Instruction
Write out only the lines running from the one that contains "Output the underlying" to the end of the material, both ends included.

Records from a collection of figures
☆ ☆ ☆ ☆ ☆
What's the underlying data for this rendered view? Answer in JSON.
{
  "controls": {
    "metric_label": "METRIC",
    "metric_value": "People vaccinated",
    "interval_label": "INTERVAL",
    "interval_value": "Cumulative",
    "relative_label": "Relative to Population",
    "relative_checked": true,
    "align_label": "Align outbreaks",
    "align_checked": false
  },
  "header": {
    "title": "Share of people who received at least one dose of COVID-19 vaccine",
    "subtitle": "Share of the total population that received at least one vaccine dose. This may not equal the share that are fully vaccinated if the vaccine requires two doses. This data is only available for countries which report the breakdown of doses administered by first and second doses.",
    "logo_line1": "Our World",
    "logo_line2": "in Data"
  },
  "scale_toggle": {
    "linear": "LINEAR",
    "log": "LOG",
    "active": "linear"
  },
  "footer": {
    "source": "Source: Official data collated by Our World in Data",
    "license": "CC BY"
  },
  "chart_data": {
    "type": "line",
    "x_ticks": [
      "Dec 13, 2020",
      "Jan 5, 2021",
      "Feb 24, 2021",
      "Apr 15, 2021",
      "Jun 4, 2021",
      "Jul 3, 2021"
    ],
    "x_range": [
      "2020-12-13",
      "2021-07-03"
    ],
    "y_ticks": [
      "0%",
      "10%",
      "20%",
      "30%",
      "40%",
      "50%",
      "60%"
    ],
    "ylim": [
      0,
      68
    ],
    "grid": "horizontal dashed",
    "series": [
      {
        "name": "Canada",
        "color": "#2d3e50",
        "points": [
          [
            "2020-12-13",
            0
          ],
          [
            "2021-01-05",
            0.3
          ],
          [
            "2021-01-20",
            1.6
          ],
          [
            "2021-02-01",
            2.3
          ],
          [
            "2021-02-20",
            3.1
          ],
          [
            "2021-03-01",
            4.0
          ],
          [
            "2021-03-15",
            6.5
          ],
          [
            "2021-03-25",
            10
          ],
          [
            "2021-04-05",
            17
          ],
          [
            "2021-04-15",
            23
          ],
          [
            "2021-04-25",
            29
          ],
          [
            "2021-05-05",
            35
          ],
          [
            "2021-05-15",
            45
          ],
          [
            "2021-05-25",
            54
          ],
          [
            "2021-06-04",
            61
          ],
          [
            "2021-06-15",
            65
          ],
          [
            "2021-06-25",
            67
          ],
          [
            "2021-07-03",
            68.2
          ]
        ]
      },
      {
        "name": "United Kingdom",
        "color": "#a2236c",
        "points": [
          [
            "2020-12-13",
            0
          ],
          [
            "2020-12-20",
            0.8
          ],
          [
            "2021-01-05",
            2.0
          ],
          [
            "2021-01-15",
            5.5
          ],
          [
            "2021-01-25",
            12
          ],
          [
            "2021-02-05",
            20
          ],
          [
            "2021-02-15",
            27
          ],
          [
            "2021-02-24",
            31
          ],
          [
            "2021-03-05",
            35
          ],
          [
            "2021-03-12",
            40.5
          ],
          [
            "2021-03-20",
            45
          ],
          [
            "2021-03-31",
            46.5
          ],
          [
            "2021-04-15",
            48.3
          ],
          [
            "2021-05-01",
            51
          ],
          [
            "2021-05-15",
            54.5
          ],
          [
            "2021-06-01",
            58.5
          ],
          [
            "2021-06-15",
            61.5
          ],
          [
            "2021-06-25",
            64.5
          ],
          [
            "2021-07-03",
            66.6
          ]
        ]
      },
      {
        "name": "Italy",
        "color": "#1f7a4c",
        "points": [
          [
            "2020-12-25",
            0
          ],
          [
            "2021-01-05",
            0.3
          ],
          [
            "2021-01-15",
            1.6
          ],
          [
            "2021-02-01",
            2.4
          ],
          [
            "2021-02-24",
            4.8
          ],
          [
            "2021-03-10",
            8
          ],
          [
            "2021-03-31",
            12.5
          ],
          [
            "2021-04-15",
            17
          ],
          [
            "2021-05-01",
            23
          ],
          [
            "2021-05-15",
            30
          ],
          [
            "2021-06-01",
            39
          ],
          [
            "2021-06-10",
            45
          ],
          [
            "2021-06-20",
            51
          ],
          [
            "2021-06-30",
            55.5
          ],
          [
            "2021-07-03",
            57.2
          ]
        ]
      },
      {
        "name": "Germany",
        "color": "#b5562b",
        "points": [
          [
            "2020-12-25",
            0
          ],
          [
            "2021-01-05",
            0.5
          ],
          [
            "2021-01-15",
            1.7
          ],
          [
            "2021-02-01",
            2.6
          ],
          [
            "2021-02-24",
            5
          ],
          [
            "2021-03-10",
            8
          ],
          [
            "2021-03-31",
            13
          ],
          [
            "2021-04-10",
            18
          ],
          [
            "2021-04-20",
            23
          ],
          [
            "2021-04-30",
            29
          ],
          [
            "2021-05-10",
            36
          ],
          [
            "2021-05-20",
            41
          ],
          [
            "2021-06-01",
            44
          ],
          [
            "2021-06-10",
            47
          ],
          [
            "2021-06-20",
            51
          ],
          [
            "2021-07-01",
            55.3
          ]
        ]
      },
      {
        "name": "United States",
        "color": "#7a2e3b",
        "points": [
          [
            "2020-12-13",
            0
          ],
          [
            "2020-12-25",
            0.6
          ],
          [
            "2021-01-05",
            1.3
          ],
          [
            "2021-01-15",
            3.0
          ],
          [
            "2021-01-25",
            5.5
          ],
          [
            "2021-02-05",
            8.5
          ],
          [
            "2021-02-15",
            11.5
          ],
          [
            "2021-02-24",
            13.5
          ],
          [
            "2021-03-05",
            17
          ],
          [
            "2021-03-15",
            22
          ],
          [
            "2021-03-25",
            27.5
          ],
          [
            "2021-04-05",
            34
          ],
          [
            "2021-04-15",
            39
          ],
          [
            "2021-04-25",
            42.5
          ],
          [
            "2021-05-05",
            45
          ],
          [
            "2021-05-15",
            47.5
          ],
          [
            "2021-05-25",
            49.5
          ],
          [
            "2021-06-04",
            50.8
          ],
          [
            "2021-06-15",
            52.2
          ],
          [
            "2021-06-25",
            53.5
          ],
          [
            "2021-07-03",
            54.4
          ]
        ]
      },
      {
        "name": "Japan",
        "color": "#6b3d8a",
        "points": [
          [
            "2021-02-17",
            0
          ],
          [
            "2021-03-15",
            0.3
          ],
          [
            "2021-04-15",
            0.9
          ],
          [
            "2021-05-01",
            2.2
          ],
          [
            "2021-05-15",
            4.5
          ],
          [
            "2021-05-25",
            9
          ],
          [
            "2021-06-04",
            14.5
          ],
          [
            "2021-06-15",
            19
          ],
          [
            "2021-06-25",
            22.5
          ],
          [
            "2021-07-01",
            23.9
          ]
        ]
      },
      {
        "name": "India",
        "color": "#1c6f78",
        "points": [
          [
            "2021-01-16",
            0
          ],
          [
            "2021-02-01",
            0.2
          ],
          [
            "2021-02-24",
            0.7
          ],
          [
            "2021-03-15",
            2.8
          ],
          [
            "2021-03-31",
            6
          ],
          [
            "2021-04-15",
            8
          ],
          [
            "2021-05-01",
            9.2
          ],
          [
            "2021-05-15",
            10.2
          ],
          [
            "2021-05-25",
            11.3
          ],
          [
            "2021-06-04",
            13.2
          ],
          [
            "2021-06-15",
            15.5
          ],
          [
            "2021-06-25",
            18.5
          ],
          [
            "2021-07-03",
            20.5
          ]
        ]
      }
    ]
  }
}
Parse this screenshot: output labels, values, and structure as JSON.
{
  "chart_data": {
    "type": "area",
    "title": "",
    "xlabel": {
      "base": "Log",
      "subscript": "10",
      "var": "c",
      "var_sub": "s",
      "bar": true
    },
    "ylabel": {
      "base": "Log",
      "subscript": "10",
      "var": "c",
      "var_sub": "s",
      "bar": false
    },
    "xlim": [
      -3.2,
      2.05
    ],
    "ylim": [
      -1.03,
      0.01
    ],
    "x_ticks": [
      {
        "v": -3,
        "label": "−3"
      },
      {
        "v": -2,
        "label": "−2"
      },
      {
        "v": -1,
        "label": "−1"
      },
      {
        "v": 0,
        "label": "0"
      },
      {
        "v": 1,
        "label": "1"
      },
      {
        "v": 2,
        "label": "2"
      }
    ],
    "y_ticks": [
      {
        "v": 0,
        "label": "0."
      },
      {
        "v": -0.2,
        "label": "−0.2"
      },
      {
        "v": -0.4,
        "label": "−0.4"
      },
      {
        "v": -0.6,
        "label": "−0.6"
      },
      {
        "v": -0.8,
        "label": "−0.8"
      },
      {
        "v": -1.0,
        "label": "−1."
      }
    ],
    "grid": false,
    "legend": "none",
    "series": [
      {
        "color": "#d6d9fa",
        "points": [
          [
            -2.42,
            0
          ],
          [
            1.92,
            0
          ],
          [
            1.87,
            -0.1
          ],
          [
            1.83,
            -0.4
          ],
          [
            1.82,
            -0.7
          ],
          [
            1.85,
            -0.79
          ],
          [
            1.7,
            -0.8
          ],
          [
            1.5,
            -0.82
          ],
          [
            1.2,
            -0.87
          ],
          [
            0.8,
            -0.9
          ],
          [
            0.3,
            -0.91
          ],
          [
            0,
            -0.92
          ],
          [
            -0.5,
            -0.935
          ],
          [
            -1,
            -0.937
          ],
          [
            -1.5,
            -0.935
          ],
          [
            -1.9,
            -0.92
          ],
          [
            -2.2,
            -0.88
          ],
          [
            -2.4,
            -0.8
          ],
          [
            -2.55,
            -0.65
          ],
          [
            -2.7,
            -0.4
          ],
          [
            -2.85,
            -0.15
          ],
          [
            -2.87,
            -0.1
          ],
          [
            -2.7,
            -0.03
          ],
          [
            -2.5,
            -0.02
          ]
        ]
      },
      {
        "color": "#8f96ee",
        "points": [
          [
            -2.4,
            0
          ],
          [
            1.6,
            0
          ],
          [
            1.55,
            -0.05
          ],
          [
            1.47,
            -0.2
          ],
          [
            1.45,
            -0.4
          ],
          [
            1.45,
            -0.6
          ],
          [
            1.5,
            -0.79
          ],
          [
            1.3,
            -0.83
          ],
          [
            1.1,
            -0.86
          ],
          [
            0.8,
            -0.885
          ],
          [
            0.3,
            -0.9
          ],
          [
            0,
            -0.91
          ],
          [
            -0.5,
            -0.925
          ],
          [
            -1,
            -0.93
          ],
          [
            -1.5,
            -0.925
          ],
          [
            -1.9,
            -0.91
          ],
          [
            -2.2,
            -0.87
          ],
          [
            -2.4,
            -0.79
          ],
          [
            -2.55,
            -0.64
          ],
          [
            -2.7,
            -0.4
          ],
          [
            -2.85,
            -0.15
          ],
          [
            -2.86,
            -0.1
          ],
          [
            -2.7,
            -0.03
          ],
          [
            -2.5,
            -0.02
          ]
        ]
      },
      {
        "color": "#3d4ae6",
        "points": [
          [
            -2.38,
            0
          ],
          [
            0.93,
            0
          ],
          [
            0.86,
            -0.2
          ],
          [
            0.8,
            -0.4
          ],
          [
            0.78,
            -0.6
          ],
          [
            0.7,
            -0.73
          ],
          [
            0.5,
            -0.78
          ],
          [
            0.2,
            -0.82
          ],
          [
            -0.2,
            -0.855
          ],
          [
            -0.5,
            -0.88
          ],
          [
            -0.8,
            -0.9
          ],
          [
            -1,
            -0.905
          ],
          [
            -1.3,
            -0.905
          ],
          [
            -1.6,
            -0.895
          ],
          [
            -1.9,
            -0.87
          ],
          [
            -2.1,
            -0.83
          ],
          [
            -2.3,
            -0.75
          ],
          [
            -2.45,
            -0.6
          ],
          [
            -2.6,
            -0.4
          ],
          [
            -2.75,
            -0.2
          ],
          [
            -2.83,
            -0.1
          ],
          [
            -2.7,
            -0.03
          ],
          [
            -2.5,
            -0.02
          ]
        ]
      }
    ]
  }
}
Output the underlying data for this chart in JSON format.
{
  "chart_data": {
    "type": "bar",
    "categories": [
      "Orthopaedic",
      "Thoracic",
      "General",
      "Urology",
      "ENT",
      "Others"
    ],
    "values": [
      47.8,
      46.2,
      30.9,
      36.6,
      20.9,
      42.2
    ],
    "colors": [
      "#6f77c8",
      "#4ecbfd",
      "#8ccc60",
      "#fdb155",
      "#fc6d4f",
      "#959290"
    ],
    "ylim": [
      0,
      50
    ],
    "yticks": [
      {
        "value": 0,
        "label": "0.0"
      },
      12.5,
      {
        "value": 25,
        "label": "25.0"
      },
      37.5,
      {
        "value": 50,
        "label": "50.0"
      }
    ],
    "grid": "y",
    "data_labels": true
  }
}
☆ ☆ ☆ ☆ ☆
Response below
Output the underlying data for this chart in JSON format.
{
  "chart_data": {
    "type": "bar",
    "categories": [
      "Orthopaedic",
      "Thoracic",
      "General",
      "Urology",
      "ENT",
      "Others"
    ],
    "values": [
      47.8,
      46.2,
      30.9,
      36.6,
      20.9,
      42.2
    ],
    "colors": [
      "#6f77c8",
      "#4ecbfd",
      "#8ccc60",
      "#fdb155",
      "#fc6d4f",
      "#959290"
    ],
    "ylim": [
      0,
      50
    ],
    "yticks": [
      {
        "value": 0,
        "label": "0.0"
      },
      12.5,
      {
        "value": 25,
        "label": "25.0"
      },
      37.5,
      {
        "value": 50,
        "label": "50.0"
      }
    ],
    "grid": "y",
    "data_labels": true
  }
}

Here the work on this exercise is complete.